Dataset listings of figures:

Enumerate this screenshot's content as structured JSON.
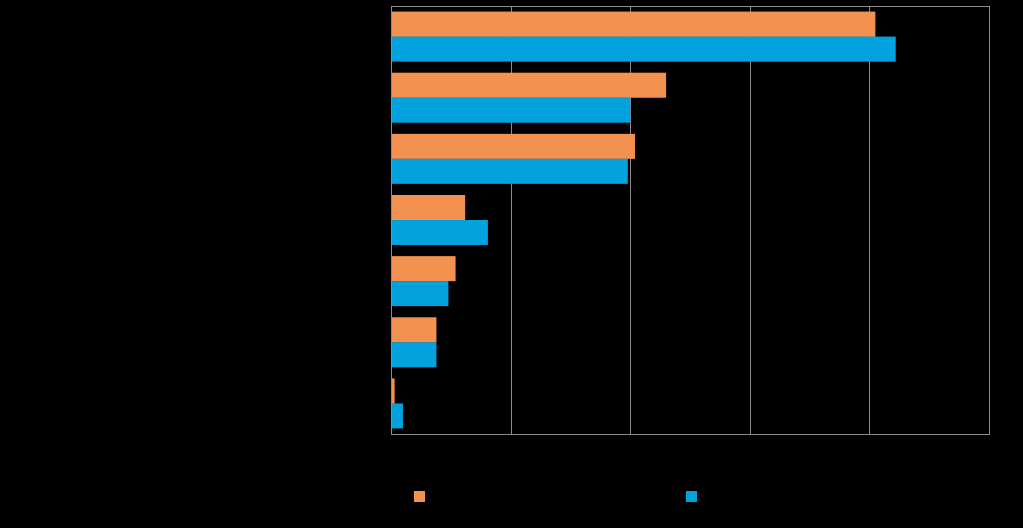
{
  "chart_data": {
    "type": "bar",
    "orientation": "horizontal",
    "categories": [
      "",
      "",
      "",
      "",
      "",
      "",
      ""
    ],
    "series": [
      {
        "color": "#F39150",
        "values": [
          40.5,
          23.0,
          20.4,
          6.2,
          5.4,
          3.8,
          0.3
        ]
      },
      {
        "color": "#02A2DF",
        "values": [
          42.2,
          20.0,
          19.8,
          8.1,
          4.8,
          3.8,
          1.0
        ]
      }
    ],
    "xlim": [
      0,
      50
    ],
    "x_ticks": [
      0,
      10,
      20,
      30,
      40,
      50
    ],
    "grid": true,
    "legend_position": "bottom",
    "background": "#000000",
    "axis_color": "#8C8C8C"
  }
}
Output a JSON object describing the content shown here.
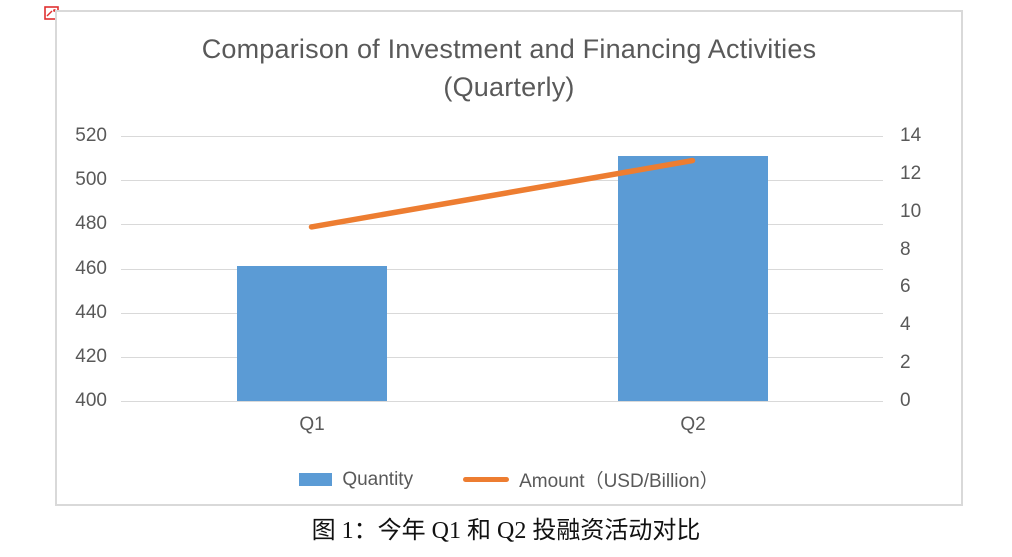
{
  "page": {
    "caption": "图 1：今年 Q1 和 Q2 投融资活动对比",
    "corner_icon": "broken-image-marker",
    "background": "#FFFFFF"
  },
  "chart": {
    "title_line1": "Comparison of Investment and Financing Activities",
    "title_line2": "(Quarterly)",
    "title_color": "#595959",
    "axis_label_color": "#595959",
    "gridline_color": "#D9D9D9",
    "panel_border_color": "#D9D9D9"
  },
  "chart_data": {
    "type": "combo",
    "title": "Comparison of Investment and Financing Activities (Quarterly)",
    "categories": [
      "Q1",
      "Q2"
    ],
    "series": [
      {
        "name": "Quantity",
        "type": "bar",
        "axis": "left",
        "values": [
          461,
          511
        ],
        "color": "#5B9BD5"
      },
      {
        "name": "Amount（USD/Billion）",
        "type": "line",
        "axis": "right",
        "values": [
          9.2,
          12.7
        ],
        "color": "#ED7D31"
      }
    ],
    "left_axis": {
      "ticks": [
        520,
        500,
        480,
        460,
        440,
        420,
        400
      ],
      "min": 400,
      "max": 520
    },
    "right_axis": {
      "ticks": [
        14,
        12,
        10,
        8,
        6,
        4,
        2,
        0
      ],
      "min": 0,
      "max": 14
    },
    "grid": true,
    "legend_position": "bottom"
  }
}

Instructions to follow
Each line with the string "Investment" in it needs to be found and copied.

The answer
    "title_line1": "Comparison of Investment and Financing Activities",
    "title": "Comparison of Investment and Financing Activities (Quarterly)",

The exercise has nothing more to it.